-- Written request --
Find every line in the records below that holds the word "this", and copy each one.

-- BEGIN --

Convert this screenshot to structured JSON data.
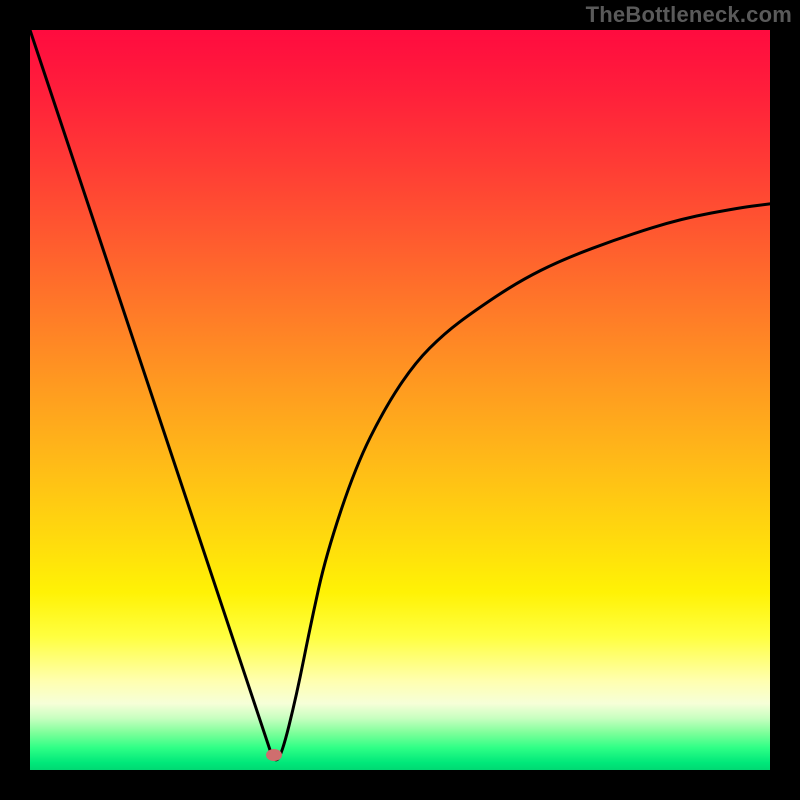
{
  "watermark": "TheBottleneck.com",
  "chart_data": {
    "type": "line",
    "title": "",
    "xlabel": "",
    "ylabel": "",
    "xlim": [
      0,
      100
    ],
    "ylim": [
      0,
      100
    ],
    "x": [
      0,
      4,
      8,
      12,
      16,
      20,
      24,
      28,
      30,
      32,
      33,
      34,
      36,
      38,
      40,
      44,
      48,
      52,
      56,
      60,
      66,
      72,
      80,
      88,
      96,
      100
    ],
    "values": [
      100,
      88,
      76,
      64,
      52,
      40,
      28,
      16,
      10,
      4,
      1,
      2,
      10,
      20,
      29,
      41,
      49,
      55,
      59,
      62,
      66,
      69,
      72,
      74.5,
      76,
      76.5
    ],
    "curve_minimum": {
      "x": 33,
      "y": 0
    },
    "marker": {
      "x": 33,
      "y": 2
    },
    "background": {
      "type": "vertical-gradient",
      "stops": [
        {
          "pct": 0,
          "color": "#ff0b3f"
        },
        {
          "pct": 50,
          "color": "#ff9a20"
        },
        {
          "pct": 76,
          "color": "#fff205"
        },
        {
          "pct": 90,
          "color": "#ffffb0"
        },
        {
          "pct": 100,
          "color": "#00d873"
        }
      ]
    }
  },
  "colors": {
    "curve": "#000000",
    "marker": "#cf6e6e",
    "frame": "#000000",
    "watermark": "#5a5a5a"
  }
}
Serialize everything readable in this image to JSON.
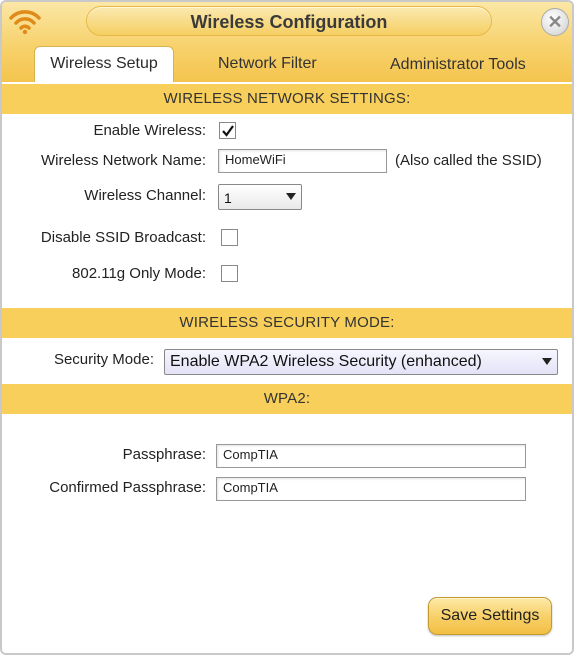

-- END --

-- Answer --
Convert this screenshot to structured JSON data.
Serialize everything readable in this image to JSON.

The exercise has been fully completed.